--- Start of Exercise inputs ---
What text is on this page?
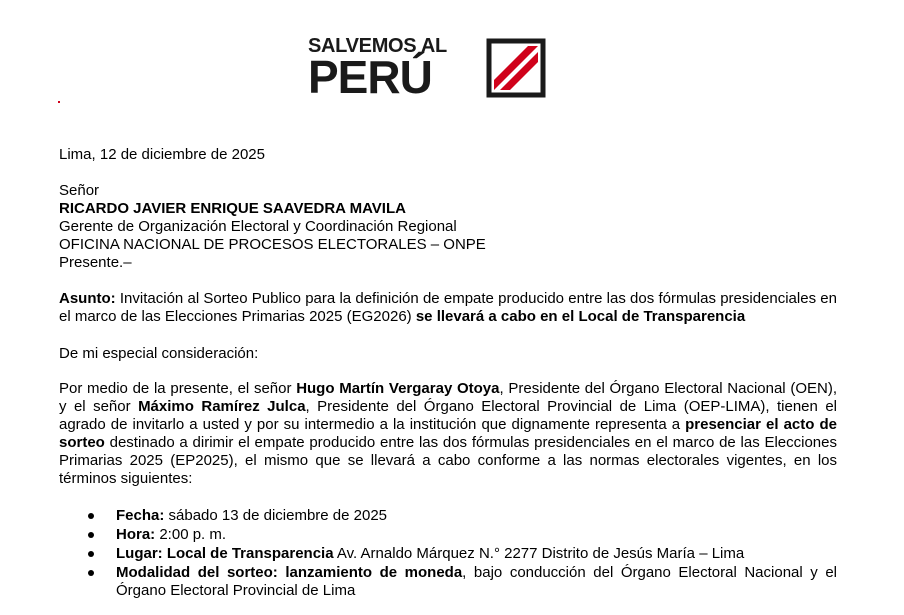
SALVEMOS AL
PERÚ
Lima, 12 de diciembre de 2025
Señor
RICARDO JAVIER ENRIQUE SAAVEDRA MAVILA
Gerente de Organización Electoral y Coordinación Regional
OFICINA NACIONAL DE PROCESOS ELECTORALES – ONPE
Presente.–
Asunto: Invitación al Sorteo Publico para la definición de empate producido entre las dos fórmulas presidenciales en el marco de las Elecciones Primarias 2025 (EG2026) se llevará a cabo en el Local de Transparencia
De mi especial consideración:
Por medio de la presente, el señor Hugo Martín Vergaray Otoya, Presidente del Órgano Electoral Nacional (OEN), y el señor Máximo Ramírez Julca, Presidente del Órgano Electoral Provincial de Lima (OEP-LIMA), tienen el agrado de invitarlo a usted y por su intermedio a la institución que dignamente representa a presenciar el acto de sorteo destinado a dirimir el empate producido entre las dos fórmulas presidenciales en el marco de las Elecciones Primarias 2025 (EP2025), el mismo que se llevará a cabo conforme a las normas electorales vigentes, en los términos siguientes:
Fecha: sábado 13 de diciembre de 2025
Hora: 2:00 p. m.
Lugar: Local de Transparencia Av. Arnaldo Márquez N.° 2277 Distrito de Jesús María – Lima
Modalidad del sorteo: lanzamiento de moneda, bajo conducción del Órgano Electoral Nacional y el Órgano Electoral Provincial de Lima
--- End of Exercise inputs ---
--- Start of Exercise inputs ---
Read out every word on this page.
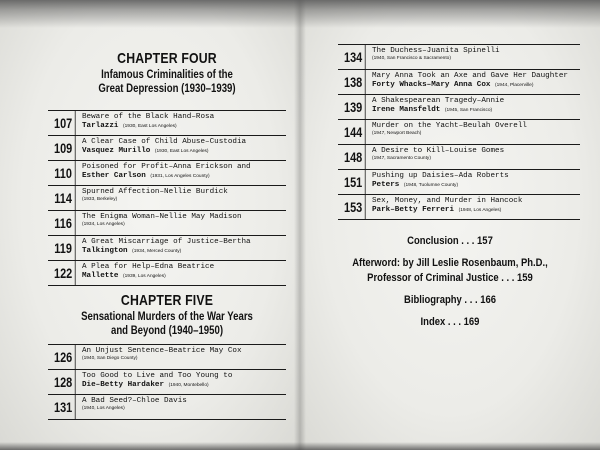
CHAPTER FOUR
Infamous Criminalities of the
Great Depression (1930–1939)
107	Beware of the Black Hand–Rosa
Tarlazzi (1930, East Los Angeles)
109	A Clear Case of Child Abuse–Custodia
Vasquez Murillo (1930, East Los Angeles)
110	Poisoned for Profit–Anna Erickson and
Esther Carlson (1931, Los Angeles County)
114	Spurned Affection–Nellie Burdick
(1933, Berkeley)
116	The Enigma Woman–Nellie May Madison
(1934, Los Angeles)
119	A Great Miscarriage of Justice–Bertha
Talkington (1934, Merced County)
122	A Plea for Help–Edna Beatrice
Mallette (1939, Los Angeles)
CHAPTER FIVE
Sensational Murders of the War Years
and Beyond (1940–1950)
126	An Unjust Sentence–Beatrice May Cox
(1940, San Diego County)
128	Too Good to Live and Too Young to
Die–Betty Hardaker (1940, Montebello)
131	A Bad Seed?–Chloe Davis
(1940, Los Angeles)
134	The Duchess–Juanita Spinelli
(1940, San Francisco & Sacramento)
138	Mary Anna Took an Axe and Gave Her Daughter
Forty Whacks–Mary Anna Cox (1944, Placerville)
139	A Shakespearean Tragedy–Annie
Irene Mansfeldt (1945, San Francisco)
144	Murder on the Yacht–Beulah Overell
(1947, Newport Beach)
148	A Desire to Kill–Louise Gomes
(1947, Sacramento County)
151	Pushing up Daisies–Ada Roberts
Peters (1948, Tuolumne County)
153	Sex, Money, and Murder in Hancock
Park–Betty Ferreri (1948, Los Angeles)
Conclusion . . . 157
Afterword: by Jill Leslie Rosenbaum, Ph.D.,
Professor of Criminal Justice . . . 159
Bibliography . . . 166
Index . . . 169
--- End of Exercise inputs ---
--- Start of Exercise inputs ---
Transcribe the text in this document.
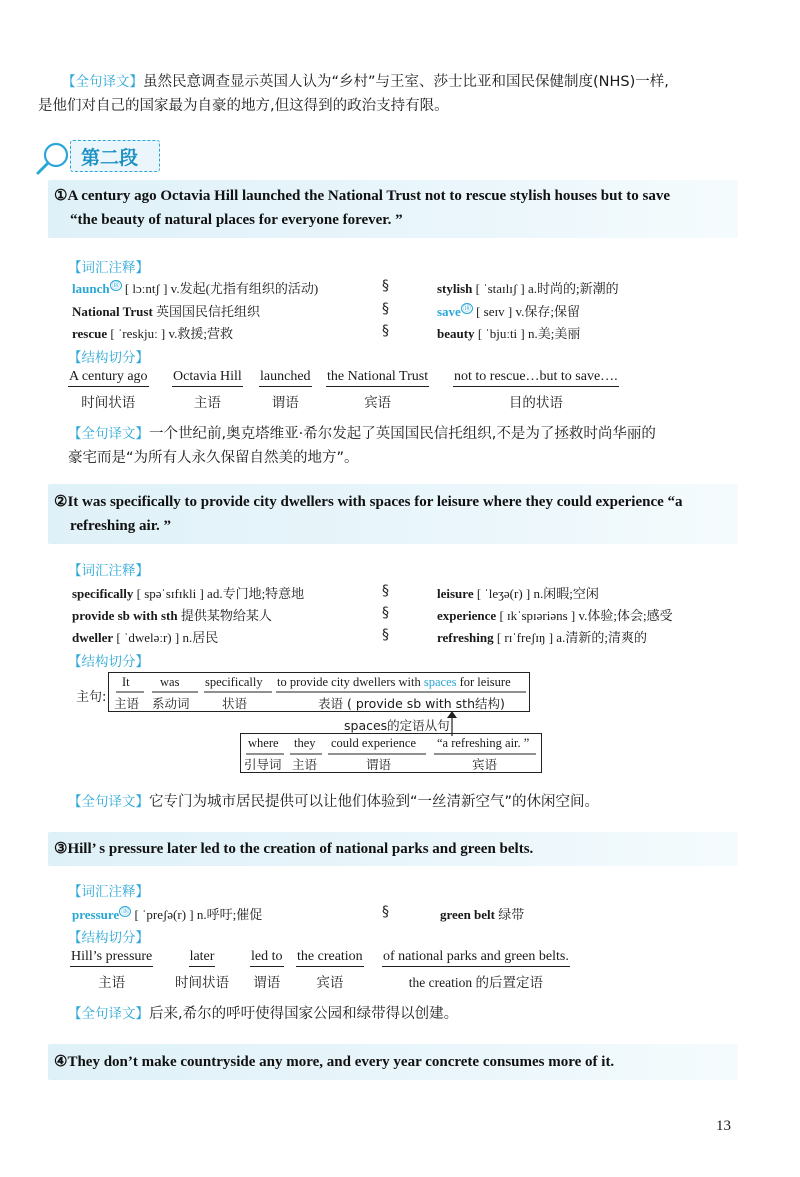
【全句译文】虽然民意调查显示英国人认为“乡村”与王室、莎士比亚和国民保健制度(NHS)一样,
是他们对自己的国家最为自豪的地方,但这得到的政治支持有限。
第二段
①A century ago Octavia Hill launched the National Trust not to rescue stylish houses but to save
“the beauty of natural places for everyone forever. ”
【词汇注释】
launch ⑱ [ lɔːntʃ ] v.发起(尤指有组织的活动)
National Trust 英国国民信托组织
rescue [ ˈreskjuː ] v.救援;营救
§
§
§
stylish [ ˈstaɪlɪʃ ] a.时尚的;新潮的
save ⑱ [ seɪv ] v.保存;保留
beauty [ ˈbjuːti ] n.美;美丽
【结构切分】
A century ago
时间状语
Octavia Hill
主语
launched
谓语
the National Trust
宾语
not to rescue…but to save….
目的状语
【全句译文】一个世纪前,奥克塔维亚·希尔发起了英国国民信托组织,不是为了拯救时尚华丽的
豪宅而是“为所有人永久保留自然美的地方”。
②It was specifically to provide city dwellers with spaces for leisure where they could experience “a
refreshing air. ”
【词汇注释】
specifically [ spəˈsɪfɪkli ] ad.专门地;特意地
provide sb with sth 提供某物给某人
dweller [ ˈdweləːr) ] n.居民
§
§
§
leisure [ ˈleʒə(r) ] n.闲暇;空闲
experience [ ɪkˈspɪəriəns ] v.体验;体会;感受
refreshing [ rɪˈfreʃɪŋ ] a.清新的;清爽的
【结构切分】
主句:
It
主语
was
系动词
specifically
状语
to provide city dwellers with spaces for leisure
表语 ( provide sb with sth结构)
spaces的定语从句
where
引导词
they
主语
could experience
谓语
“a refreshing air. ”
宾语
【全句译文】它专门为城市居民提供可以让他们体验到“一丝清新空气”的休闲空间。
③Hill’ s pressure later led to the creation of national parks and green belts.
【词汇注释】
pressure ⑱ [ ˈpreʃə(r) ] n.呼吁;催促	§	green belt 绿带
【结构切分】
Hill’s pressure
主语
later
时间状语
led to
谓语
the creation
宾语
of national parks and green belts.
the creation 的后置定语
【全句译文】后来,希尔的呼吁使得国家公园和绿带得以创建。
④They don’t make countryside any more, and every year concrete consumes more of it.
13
--- End of Exercise inputs ---
● **Problem description**
Copy each line holding the word "where" from the listing above.

● **Finished answer**
②It was specifically to provide city dwellers with spaces for leisure where they could experience “a
where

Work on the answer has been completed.